EXERCISE BRIEF ▸
Begin with the line containing "Enumerate this screenshot's" and copy each line exactly through the last line of the entries, inclusive.

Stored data
'''

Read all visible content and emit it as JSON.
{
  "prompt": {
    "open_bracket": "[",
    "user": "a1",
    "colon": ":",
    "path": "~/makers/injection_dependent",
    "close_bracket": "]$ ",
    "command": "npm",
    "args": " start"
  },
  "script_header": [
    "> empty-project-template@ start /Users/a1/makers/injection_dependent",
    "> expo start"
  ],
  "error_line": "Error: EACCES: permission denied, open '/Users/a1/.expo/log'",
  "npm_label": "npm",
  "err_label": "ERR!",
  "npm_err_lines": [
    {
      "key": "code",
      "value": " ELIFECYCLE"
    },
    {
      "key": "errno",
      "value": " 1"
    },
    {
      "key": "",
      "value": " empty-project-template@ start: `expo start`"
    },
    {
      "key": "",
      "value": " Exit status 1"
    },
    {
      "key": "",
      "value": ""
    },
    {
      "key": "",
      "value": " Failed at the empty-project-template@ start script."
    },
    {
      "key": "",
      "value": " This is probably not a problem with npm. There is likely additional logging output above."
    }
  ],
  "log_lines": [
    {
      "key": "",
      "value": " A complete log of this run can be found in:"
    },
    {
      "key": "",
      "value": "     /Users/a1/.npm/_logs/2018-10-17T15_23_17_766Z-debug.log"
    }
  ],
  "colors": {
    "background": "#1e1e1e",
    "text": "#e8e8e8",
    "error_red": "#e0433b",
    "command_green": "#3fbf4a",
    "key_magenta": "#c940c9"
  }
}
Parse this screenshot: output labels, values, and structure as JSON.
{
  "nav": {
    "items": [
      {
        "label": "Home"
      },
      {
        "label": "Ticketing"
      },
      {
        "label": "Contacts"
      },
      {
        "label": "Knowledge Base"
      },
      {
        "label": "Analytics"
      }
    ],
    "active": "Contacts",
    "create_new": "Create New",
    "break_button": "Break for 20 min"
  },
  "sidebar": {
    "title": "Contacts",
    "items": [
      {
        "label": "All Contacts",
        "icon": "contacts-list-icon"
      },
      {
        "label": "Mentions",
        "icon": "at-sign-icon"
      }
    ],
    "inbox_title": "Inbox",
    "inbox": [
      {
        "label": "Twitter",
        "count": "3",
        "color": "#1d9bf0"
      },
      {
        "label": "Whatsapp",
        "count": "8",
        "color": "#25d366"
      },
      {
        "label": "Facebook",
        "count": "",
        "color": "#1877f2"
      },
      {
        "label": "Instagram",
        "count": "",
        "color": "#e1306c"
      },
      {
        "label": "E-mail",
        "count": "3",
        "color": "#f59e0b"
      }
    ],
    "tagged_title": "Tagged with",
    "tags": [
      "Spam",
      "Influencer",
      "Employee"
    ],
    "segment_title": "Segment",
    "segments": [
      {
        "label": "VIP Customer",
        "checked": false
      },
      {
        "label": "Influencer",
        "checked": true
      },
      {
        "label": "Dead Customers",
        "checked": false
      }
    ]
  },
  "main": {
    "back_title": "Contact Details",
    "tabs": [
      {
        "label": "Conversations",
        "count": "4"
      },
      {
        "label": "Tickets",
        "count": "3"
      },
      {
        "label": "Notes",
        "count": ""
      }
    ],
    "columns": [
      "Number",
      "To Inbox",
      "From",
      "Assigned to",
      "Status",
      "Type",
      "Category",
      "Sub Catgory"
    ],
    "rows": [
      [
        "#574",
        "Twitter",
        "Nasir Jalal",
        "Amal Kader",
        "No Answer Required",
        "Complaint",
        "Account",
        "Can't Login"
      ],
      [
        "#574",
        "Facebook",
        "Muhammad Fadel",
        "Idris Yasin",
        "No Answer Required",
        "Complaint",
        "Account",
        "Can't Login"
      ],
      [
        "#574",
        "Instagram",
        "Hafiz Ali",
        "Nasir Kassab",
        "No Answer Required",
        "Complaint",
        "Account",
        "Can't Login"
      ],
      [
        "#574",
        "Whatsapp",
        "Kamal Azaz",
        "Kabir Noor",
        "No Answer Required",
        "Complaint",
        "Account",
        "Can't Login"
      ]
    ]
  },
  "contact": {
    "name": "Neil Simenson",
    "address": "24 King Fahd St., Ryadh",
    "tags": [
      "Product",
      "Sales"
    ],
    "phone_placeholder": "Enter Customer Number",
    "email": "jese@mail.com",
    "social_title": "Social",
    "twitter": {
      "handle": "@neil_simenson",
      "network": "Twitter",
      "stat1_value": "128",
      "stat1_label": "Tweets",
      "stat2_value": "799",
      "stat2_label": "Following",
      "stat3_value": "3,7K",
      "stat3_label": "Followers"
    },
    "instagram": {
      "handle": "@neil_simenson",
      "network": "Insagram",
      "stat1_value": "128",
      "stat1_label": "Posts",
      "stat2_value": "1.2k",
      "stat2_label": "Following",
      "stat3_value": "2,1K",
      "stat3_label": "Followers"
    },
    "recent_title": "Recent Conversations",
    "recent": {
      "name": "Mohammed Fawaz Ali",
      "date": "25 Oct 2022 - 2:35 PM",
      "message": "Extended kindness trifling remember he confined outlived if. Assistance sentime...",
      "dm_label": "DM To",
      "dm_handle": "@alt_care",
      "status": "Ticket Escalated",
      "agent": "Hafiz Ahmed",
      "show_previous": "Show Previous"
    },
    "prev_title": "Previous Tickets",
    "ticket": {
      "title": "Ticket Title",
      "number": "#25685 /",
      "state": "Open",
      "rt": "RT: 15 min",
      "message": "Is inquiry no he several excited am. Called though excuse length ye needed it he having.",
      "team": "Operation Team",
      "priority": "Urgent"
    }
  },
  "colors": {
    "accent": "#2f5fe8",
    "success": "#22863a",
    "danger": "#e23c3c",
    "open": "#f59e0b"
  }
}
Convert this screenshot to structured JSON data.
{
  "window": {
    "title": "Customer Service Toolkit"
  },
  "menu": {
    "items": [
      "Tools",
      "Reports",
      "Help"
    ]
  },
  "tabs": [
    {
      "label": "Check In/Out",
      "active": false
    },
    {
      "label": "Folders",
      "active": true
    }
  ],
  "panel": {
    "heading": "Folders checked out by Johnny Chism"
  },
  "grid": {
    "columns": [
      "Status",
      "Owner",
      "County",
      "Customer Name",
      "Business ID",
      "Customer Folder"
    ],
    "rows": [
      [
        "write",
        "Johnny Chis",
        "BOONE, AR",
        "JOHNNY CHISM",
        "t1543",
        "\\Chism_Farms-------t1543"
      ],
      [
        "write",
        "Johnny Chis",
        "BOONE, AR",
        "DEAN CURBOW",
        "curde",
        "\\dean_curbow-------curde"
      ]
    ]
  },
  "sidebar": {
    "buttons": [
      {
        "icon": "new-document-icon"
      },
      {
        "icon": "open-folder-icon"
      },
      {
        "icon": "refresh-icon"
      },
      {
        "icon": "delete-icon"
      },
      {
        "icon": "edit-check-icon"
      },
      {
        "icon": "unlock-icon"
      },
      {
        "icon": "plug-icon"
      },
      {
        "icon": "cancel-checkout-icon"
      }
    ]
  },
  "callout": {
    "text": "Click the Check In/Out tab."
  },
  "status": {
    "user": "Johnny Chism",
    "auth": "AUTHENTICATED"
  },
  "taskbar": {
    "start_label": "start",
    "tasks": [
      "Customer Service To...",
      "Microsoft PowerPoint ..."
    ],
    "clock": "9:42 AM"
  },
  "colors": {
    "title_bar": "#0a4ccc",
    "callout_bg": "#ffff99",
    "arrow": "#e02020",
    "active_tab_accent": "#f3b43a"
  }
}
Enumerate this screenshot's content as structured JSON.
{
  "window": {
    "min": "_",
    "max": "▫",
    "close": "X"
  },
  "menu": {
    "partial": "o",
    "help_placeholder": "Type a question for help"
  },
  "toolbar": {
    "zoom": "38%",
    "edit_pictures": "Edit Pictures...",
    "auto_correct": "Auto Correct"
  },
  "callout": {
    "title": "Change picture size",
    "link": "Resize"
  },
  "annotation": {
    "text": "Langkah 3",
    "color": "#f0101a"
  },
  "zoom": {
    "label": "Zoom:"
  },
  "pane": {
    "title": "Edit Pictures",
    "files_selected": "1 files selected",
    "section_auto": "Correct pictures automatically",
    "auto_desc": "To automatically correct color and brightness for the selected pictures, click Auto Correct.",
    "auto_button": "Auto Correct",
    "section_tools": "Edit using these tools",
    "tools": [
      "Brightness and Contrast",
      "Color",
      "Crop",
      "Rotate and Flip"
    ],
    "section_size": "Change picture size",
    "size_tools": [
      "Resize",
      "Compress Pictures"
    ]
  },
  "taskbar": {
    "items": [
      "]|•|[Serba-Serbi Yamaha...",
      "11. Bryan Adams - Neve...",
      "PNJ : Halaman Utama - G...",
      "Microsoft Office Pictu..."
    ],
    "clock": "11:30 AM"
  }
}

'''

COMPLETED TASK ▸
Enumerate this screenshot's content as structured JSON.
{
  "window": {
    "min": "_",
    "max": "▫",
    "close": "X"
  },
  "menu": {
    "partial": "o",
    "help_placeholder": "Type a question for help"
  },
  "toolbar": {
    "zoom": "38%",
    "edit_pictures": "Edit Pictures...",
    "auto_correct": "Auto Correct"
  },
  "callout": {
    "title": "Change picture size",
    "link": "Resize"
  },
  "annotation": {
    "text": "Langkah 3",
    "color": "#f0101a"
  },
  "zoom": {
    "label": "Zoom:"
  },
  "pane": {
    "title": "Edit Pictures",
    "files_selected": "1 files selected",
    "section_auto": "Correct pictures automatically",
    "auto_desc": "To automatically correct color and brightness for the selected pictures, click Auto Correct.",
    "auto_button": "Auto Correct",
    "section_tools": "Edit using these tools",
    "tools": [
      "Brightness and Contrast",
      "Color",
      "Crop",
      "Rotate and Flip"
    ],
    "section_size": "Change picture size",
    "size_tools": [
      "Resize",
      "Compress Pictures"
    ]
  },
  "taskbar": {
    "items": [
      "]|•|[Serba-Serbi Yamaha...",
      "11. Bryan Adams - Neve...",
      "PNJ : Halaman Utama - G...",
      "Microsoft Office Pictu..."
    ],
    "clock": "11:30 AM"
  }
}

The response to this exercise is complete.